**INPUT RECORDS**
"""

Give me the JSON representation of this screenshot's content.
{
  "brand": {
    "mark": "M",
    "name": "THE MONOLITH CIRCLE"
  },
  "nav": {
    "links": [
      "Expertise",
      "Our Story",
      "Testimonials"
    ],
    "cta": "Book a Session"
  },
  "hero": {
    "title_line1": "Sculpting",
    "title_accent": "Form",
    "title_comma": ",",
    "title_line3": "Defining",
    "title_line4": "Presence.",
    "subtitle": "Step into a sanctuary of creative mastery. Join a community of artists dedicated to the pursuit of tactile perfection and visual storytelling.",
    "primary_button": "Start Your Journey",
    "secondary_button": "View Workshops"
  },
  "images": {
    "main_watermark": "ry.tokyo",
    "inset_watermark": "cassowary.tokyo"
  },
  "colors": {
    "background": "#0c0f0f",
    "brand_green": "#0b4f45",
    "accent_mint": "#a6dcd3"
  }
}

"""

**WHAT TO WORK ON**
Return all of the entries exactly as they were supplied.

**CORRECT RESPONSE**
Give me the JSON representation of this screenshot's content.
{
  "brand": {
    "mark": "M",
    "name": "THE MONOLITH CIRCLE"
  },
  "nav": {
    "links": [
      "Expertise",
      "Our Story",
      "Testimonials"
    ],
    "cta": "Book a Session"
  },
  "hero": {
    "title_line1": "Sculpting",
    "title_accent": "Form",
    "title_comma": ",",
    "title_line3": "Defining",
    "title_line4": "Presence.",
    "subtitle": "Step into a sanctuary of creative mastery. Join a community of artists dedicated to the pursuit of tactile perfection and visual storytelling.",
    "primary_button": "Start Your Journey",
    "secondary_button": "View Workshops"
  },
  "images": {
    "main_watermark": "ry.tokyo",
    "inset_watermark": "cassowary.tokyo"
  },
  "colors": {
    "background": "#0c0f0f",
    "brand_green": "#0b4f45",
    "accent_mint": "#a6dcd3"
  }
}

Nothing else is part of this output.